▶ [Work to complete] Write out all entries word for word.

▶ [Dataset records]

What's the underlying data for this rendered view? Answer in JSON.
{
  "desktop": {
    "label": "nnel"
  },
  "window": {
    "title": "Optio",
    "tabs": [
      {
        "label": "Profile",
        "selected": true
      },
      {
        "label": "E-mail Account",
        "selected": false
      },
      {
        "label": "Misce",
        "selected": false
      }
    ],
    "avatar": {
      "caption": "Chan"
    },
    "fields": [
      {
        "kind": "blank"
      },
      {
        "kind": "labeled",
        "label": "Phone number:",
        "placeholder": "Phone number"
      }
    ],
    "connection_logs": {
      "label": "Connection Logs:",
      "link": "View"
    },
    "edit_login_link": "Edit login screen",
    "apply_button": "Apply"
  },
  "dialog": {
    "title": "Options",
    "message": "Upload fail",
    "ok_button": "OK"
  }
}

▶ [Exercise solution]
What's the underlying data for this rendered view? Answer in JSON.
{
  "desktop": {
    "label": "nnel"
  },
  "window": {
    "title": "Optio",
    "tabs": [
      {
        "label": "Profile",
        "selected": true
      },
      {
        "label": "E-mail Account",
        "selected": false
      },
      {
        "label": "Misce",
        "selected": false
      }
    ],
    "avatar": {
      "caption": "Chan"
    },
    "fields": [
      {
        "kind": "blank"
      },
      {
        "kind": "labeled",
        "label": "Phone number:",
        "placeholder": "Phone number"
      }
    ],
    "connection_logs": {
      "label": "Connection Logs:",
      "link": "View"
    },
    "edit_login_link": "Edit login screen",
    "apply_button": "Apply"
  },
  "dialog": {
    "title": "Options",
    "message": "Upload fail",
    "ok_button": "OK"
  }
}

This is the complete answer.